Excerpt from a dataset
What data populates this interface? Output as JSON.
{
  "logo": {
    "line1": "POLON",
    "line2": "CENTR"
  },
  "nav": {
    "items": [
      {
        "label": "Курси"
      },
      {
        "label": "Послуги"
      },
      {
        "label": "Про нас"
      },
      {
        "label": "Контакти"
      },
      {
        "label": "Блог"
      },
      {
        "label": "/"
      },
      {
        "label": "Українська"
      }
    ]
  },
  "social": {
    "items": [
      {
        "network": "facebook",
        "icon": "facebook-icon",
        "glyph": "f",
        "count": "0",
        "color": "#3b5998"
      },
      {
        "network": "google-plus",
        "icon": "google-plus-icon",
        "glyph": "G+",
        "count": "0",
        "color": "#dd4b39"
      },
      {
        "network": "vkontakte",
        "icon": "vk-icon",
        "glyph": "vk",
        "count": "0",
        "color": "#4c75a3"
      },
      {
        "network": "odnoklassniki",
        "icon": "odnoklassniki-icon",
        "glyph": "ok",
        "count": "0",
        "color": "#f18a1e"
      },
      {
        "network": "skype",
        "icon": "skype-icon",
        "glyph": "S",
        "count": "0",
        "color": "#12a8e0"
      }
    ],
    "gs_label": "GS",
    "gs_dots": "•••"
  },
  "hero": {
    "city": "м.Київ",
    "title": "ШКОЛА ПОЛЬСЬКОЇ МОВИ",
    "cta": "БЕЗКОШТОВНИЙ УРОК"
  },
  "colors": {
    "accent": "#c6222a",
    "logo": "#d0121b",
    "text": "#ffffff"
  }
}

*DIRECTIVE:* Produce an exact copy of the whole listing.

*RESPONSE TO THIS TASK:*
What data populates this interface? Output as JSON.
{
  "logo": {
    "line1": "POLON",
    "line2": "CENTR"
  },
  "nav": {
    "items": [
      {
        "label": "Курси"
      },
      {
        "label": "Послуги"
      },
      {
        "label": "Про нас"
      },
      {
        "label": "Контакти"
      },
      {
        "label": "Блог"
      },
      {
        "label": "/"
      },
      {
        "label": "Українська"
      }
    ]
  },
  "social": {
    "items": [
      {
        "network": "facebook",
        "icon": "facebook-icon",
        "glyph": "f",
        "count": "0",
        "color": "#3b5998"
      },
      {
        "network": "google-plus",
        "icon": "google-plus-icon",
        "glyph": "G+",
        "count": "0",
        "color": "#dd4b39"
      },
      {
        "network": "vkontakte",
        "icon": "vk-icon",
        "glyph": "vk",
        "count": "0",
        "color": "#4c75a3"
      },
      {
        "network": "odnoklassniki",
        "icon": "odnoklassniki-icon",
        "glyph": "ok",
        "count": "0",
        "color": "#f18a1e"
      },
      {
        "network": "skype",
        "icon": "skype-icon",
        "glyph": "S",
        "count": "0",
        "color": "#12a8e0"
      }
    ],
    "gs_label": "GS",
    "gs_dots": "•••"
  },
  "hero": {
    "city": "м.Київ",
    "title": "ШКОЛА ПОЛЬСЬКОЇ МОВИ",
    "cta": "БЕЗКОШТОВНИЙ УРОК"
  },
  "colors": {
    "accent": "#c6222a",
    "logo": "#d0121b",
    "text": "#ffffff"
  }
}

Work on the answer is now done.